§ **What needs to be done**
Print the entries verbatim, leaving out the images they contain.

START Records for processing

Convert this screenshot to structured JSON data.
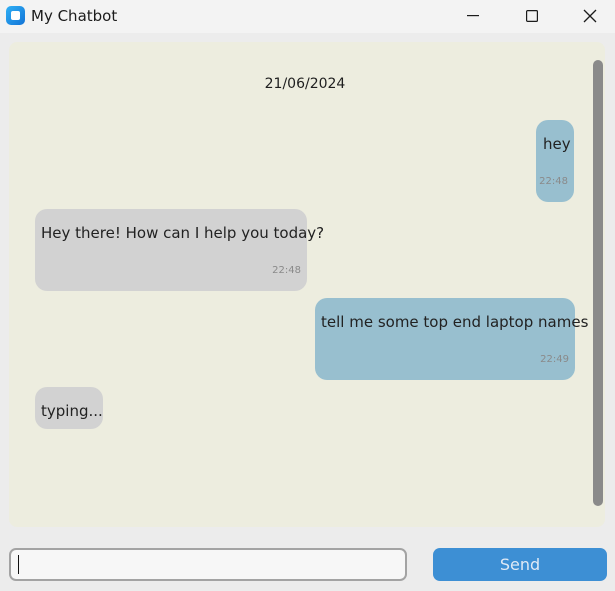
{
  "window": {
    "title": "My Chatbot",
    "controls": [
      "minimize-icon",
      "maximize-icon",
      "close-icon"
    ]
  },
  "chat": {
    "date": "21/06/2024",
    "messages": [
      {
        "sender": "user",
        "text": "hey",
        "time": "22:48"
      },
      {
        "sender": "bot",
        "text": "Hey there! How can I help you today?",
        "time": "22:48"
      },
      {
        "sender": "user",
        "text": "tell me some top end laptop names",
        "time": "22:49"
      },
      {
        "sender": "bot",
        "text": "typing...",
        "time": ""
      }
    ]
  },
  "input": {
    "value": "",
    "placeholder": ""
  },
  "send_button": {
    "label": "Send"
  },
  "colors": {
    "chat_background": "#ededdf",
    "user_bubble": "#98bfcf",
    "bot_bubble": "#d2d2d2",
    "send_button": "#3d8fd4"
  }
}
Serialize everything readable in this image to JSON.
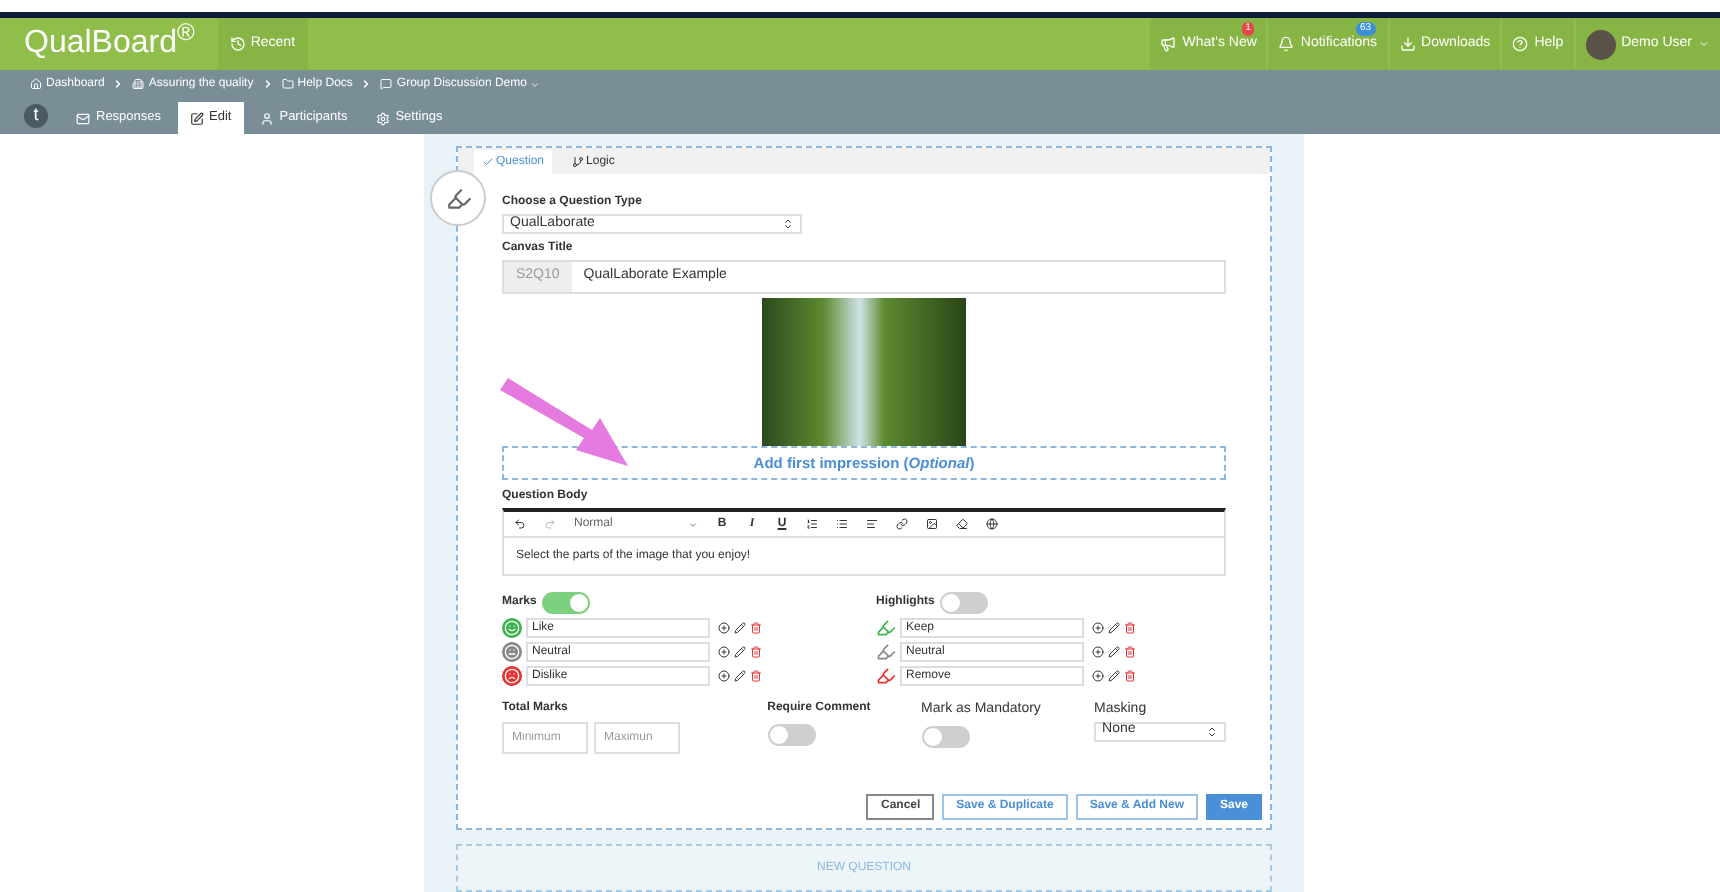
{
  "header": {
    "logo": "QualBoard$^{®}$",
    "recent": "Recent",
    "nav": [
      {
        "kind": "megaphone",
        "label": "What's New",
        "badge": "1",
        "color": "#e8474a"
      },
      {
        "kind": "bell",
        "label": "Notifications",
        "badge": "63",
        "color": "#3a8fd6"
      },
      {
        "kind": "download",
        "label": "Downloads"
      },
      {
        "kind": "help",
        "label": "Help"
      }
    ],
    "user": "Demo User"
  },
  "breadcrumbs": [
    {
      "kind": "home",
      "label": "Dashboard"
    },
    {
      "kind": "building",
      "label": "Assuring the quality"
    },
    {
      "kind": "folder",
      "label": "Help Docs"
    },
    {
      "kind": "chat",
      "label": "Group Discussion Demo"
    }
  ],
  "app_badge": "t",
  "tabs": [
    {
      "kind": "responses",
      "label": "Responses",
      "selected": false
    },
    {
      "kind": "edit",
      "label": "Edit",
      "selected": true
    },
    {
      "kind": "participants",
      "label": "Participants",
      "selected": false
    },
    {
      "kind": "settings",
      "label": "Settings",
      "selected": false
    }
  ],
  "editor": {
    "tabs": [
      {
        "kind": "question",
        "label": "Question",
        "selected": true
      },
      {
        "kind": "logic",
        "label": "Logic",
        "selected": false
      }
    ],
    "question_type": {
      "label": "Choose a Question Type",
      "value": "QualLaborate"
    },
    "canvas_title": {
      "label": "Canvas Title",
      "prefix": "S2Q10",
      "value": "QualLaborate Example"
    },
    "first_impression": "Add first impression (*Optional*)",
    "question_body": {
      "label": "Question Body",
      "format": "Normal",
      "text_buttons": [
        "B",
        "I",
        "U"
      ],
      "text": "Select the parts of the image that you enjoy!"
    },
    "marks": {
      "label": "Marks",
      "on": true,
      "items": [
        {
          "kind": "happy",
          "label": "Like",
          "color": "#3cb54a"
        },
        {
          "kind": "neutral",
          "label": "Neutral",
          "color": "#888888"
        },
        {
          "kind": "sad",
          "label": "Dislike",
          "color": "#e8322f"
        }
      ]
    },
    "highlights": {
      "label": "Highlights",
      "on": false,
      "items": [
        {
          "label": "Keep",
          "color": "#3cb54a"
        },
        {
          "label": "Neutral",
          "color": "#888888"
        },
        {
          "label": "Remove",
          "color": "#e8322f"
        }
      ]
    },
    "total_marks": {
      "label": "Total Marks",
      "min_placeholder": "Minimum",
      "max_placeholder": "Maximun"
    },
    "require_comment": {
      "label": "Require Comment",
      "on": false
    },
    "mandatory": {
      "label": "Mark as Mandatory",
      "on": false
    },
    "masking": {
      "label": "Masking",
      "value": "None"
    },
    "buttons": [
      {
        "kind": "cancel",
        "label": "Cancel"
      },
      {
        "kind": "outline",
        "label": "Save & Duplicate"
      },
      {
        "kind": "outline",
        "label": "Save & Add New"
      },
      {
        "kind": "primary",
        "label": "Save"
      }
    ]
  },
  "new_question": "NEW QUESTION"
}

END Records for processing

§ **Solution for this problem**
Convert this screenshot to structured JSON data.
{
  "window": {
    "title": "My Chatbot",
    "controls": [
      "minimize-icon",
      "maximize-icon",
      "close-icon"
    ]
  },
  "chat": {
    "date": "21/06/2024",
    "messages": [
      {
        "sender": "user",
        "text": "hey",
        "time": "22:48"
      },
      {
        "sender": "bot",
        "text": "Hey there! How can I help you today?",
        "time": "22:48"
      },
      {
        "sender": "user",
        "text": "tell me some top end laptop names",
        "time": "22:49"
      },
      {
        "sender": "bot",
        "text": "typing...",
        "time": ""
      }
    ]
  },
  "input": {
    "value": "",
    "placeholder": ""
  },
  "send_button": {
    "label": "Send"
  },
  "colors": {
    "chat_background": "#ededdf",
    "user_bubble": "#98bfcf",
    "bot_bubble": "#d2d2d2",
    "send_button": "#3d8fd4"
  }
}
Serialize everything readable in this image to JSON.
{
  "header": {
    "logo": "QualBoard$^{®}$",
    "recent": "Recent",
    "nav": [
      {
        "kind": "megaphone",
        "label": "What's New",
        "badge": "1",
        "color": "#e8474a"
      },
      {
        "kind": "bell",
        "label": "Notifications",
        "badge": "63",
        "color": "#3a8fd6"
      },
      {
        "kind": "download",
        "label": "Downloads"
      },
      {
        "kind": "help",
        "label": "Help"
      }
    ],
    "user": "Demo User"
  },
  "breadcrumbs": [
    {
      "kind": "home",
      "label": "Dashboard"
    },
    {
      "kind": "building",
      "label": "Assuring the quality"
    },
    {
      "kind": "folder",
      "label": "Help Docs"
    },
    {
      "kind": "chat",
      "label": "Group Discussion Demo"
    }
  ],
  "app_badge": "t",
  "tabs": [
    {
      "kind": "responses",
      "label": "Responses",
      "selected": false
    },
    {
      "kind": "edit",
      "label": "Edit",
      "selected": true
    },
    {
      "kind": "participants",
      "label": "Participants",
      "selected": false
    },
    {
      "kind": "settings",
      "label": "Settings",
      "selected": false
    }
  ],
  "editor": {
    "tabs": [
      {
        "kind": "question",
        "label": "Question",
        "selected": true
      },
      {
        "kind": "logic",
        "label": "Logic",
        "selected": false
      }
    ],
    "question_type": {
      "label": "Choose a Question Type",
      "value": "QualLaborate"
    },
    "canvas_title": {
      "label": "Canvas Title",
      "prefix": "S2Q10",
      "value": "QualLaborate Example"
    },
    "first_impression": "Add first impression (*Optional*)",
    "question_body": {
      "label": "Question Body",
      "format": "Normal",
      "text_buttons": [
        "B",
        "I",
        "U"
      ],
      "text": "Select the parts of the image that you enjoy!"
    },
    "marks": {
      "label": "Marks",
      "on": true,
      "items": [
        {
          "kind": "happy",
          "label": "Like",
          "color": "#3cb54a"
        },
        {
          "kind": "neutral",
          "label": "Neutral",
          "color": "#888888"
        },
        {
          "kind": "sad",
          "label": "Dislike",
          "color": "#e8322f"
        }
      ]
    },
    "highlights": {
      "label": "Highlights",
      "on": false,
      "items": [
        {
          "label": "Keep",
          "color": "#3cb54a"
        },
        {
          "label": "Neutral",
          "color": "#888888"
        },
        {
          "label": "Remove",
          "color": "#e8322f"
        }
      ]
    },
    "total_marks": {
      "label": "Total Marks",
      "min_placeholder": "Minimum",
      "max_placeholder": "Maximun"
    },
    "require_comment": {
      "label": "Require Comment",
      "on": false
    },
    "mandatory": {
      "label": "Mark as Mandatory",
      "on": false
    },
    "masking": {
      "label": "Masking",
      "value": "None"
    },
    "buttons": [
      {
        "kind": "cancel",
        "label": "Cancel"
      },
      {
        "kind": "outline",
        "label": "Save & Duplicate"
      },
      {
        "kind": "outline",
        "label": "Save & Add New"
      },
      {
        "kind": "primary",
        "label": "Save"
      }
    ]
  },
  "new_question": "NEW QUESTION"
}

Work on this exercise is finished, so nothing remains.